Selected extract:
## START
Of all the
writers I can think of Helmet Heissenbuttel deserves the accolade of being
called an experimental writer, not that I would brand him with that absurd
label ‘Post-Modern’ or ‘Modernist’ but rather in the true sense of an
experimenter with words, meanings and phrases. More than most writers he could
almost be called neo-scientific in the rigour that he applies to his media
experimentation. In his texts – and I’ve selected the three translated below carefully
to demonstrate some of the following – he uses collage, montage, tautology,
humour, discontinuity and so on – now all have been used before to often
startling effect by Aragon, Breton, the Dadists and a range of 20th
and 21st C writers and innovators. However in Heissenbuttel’s work
the absurd practice of individualism and innovation for its own sake is left
far behind.
This
introduction is not however intended as a critical essay just a reference point
towards the work. Perhaps if I ever manage to gather enough time to publish
this and other work in the textual form known as the ‘book’ that it deserves
we’ll see about the other. My apologies for the poor translations – but they
are based on my own poor knowledge of German and the soft and corrupted
memories of Hamburger’s long out of print Heissenbuttel book ‘TEXTS’.
He painted
on water. That was his invention. He painted on water that is: he didn't let
coloured water run over paper like earlier painters. He didn't paint pictures
for hanging up. He didn't paint pictures at all. Not what had been called
pictures before his invention.
He painted
on water. On all kinds of water. On rain puddles and lakes on the surfaces of
filled saucepans. On overflowed water around a vase. On sea water. On bath
water. He painted on smooth Water. He painted on rough water. On clear water
and on murky water full of algae and deposits. Shadows and sun reflections.
Even coloured water if it was available. Never [as uninitiated people might
have supposed] on any other kind of liquid. It had to be water.
Sometimes
he wasn't satisfied with what was at hand and he went on long journeys to find
the right water. Sometimes he made do with the next best thing. It happened
that a spotty flooded desk top enchanted him. It happened that he needed this
one mountain lake between dark wooded slopes. Sometimes he was content to paint
kneeling on the shore on the pebbles or lying on a landing-stage. Sometimes he
rowed for hours to find the right light the right solitude. For a time he used
a raft with a square cut out in the middle. He used several methods when
painting. Usually he had various sorts of sticks. Apart from them he needed
boards rubber discs hair-brushes combs fly-swatters and paintbrushes. Sometimes
compass and ruler. These had a special fascination for him at one time. He
could be seen among the breakers or a heavy turbulent sea in thunderstorms
applying cleanly executed straight lines and far-flung arcs for hours. He
painted with his fingers and with his spread hands. With his feet and even with
his whole body.
## END
Entries provided:
## START
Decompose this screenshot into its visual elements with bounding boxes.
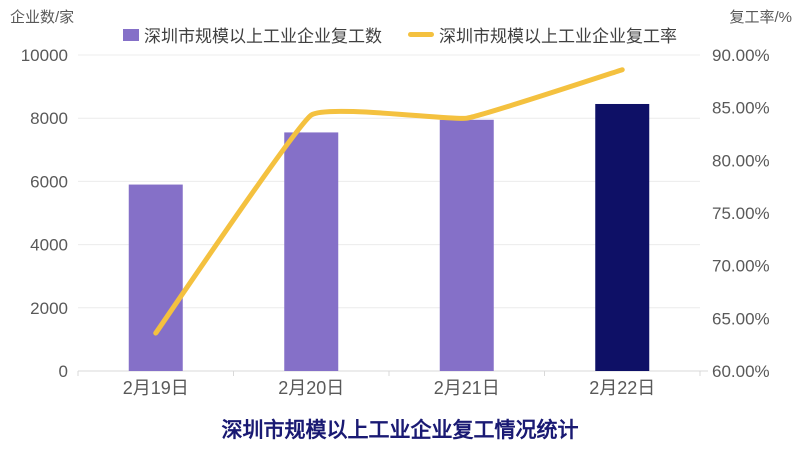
## END
## START
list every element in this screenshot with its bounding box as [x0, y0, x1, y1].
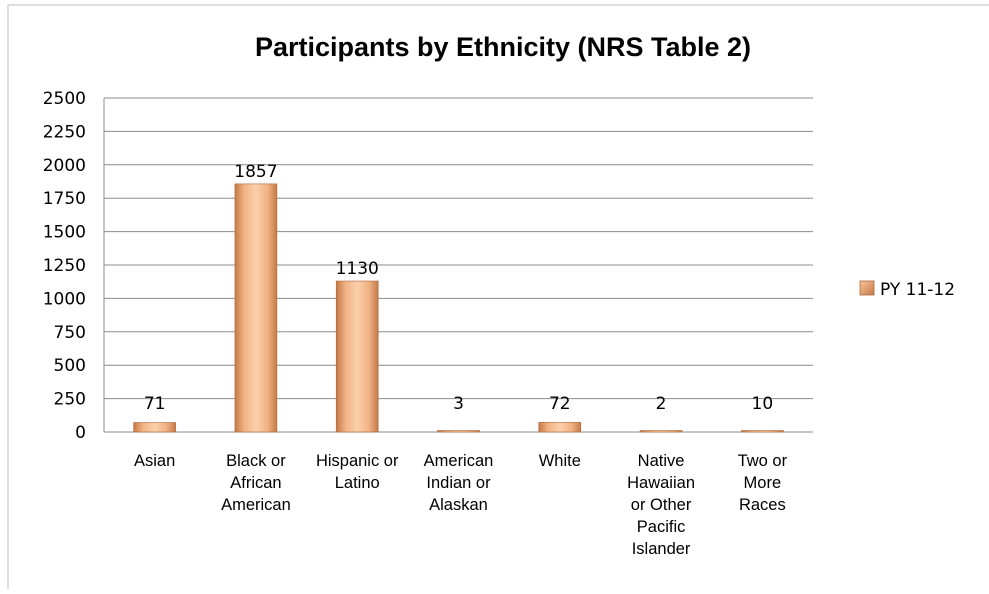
## END
Exercise prompt: In the Heissenbuttel extract, what did the water painter use for a time that had a square cut out in the middle?

Response to this task: A raft.